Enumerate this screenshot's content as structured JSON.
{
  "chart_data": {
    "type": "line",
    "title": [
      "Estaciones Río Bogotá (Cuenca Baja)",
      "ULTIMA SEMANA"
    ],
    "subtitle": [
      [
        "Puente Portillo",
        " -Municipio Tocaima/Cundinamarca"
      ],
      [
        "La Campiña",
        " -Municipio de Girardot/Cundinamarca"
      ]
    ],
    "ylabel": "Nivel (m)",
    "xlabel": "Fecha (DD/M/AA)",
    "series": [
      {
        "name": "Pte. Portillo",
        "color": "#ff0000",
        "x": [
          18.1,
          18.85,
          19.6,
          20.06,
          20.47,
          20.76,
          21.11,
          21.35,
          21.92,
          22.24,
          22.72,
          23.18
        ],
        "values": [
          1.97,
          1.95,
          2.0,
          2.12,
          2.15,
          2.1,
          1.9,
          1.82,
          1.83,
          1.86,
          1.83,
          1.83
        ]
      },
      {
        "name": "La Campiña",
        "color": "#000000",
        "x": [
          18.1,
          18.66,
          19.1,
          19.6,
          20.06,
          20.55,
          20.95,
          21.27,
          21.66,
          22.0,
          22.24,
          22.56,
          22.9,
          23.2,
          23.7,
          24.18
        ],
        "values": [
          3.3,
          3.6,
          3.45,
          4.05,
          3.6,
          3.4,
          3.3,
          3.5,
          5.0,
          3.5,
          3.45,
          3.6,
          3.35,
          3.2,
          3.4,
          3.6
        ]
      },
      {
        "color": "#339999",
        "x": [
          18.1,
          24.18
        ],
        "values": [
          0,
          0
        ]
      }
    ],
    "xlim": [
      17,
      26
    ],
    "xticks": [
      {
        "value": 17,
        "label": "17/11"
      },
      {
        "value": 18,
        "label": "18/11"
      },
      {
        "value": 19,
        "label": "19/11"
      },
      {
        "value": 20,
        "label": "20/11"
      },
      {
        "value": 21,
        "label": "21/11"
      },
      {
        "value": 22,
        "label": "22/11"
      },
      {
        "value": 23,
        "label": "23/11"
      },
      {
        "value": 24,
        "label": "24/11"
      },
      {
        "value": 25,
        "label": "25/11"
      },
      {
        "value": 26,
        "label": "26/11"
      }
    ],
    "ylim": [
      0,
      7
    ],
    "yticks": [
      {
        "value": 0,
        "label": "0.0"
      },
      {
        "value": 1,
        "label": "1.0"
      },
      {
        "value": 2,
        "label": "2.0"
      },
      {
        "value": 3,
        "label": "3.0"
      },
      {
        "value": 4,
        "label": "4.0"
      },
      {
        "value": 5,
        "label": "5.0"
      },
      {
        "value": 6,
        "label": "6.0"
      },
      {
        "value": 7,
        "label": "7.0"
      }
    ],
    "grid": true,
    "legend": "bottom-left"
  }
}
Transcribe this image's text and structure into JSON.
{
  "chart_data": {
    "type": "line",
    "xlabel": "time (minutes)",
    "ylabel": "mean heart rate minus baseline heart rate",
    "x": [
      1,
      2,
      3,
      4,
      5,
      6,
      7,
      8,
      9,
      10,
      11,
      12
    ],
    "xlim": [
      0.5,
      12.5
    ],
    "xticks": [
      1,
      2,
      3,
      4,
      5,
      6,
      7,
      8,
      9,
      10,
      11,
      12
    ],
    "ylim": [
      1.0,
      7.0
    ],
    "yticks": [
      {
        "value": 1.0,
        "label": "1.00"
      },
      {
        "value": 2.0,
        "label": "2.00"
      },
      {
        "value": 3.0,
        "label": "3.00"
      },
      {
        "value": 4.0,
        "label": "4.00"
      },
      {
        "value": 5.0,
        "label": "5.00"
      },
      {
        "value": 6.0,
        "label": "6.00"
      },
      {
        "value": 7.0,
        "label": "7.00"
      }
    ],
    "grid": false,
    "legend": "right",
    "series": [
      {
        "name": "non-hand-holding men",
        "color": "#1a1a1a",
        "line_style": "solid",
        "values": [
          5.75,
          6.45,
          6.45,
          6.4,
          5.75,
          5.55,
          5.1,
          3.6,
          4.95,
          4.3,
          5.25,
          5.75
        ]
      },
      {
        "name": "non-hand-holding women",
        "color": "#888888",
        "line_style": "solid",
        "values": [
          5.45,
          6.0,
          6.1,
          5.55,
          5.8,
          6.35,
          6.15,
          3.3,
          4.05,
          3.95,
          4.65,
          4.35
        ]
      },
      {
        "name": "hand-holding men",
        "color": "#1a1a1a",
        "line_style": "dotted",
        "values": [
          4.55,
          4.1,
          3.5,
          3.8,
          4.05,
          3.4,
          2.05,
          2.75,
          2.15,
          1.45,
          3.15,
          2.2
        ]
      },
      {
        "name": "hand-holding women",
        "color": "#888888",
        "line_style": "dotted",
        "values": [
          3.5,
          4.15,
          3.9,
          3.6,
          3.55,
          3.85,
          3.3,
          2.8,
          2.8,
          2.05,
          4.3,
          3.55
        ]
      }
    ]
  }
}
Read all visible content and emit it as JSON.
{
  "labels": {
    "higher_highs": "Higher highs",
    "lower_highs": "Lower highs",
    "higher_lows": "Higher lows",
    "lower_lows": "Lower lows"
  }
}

What to produce: Give only the number of lines in the data that hold the string "xlabel".

Written reply: 2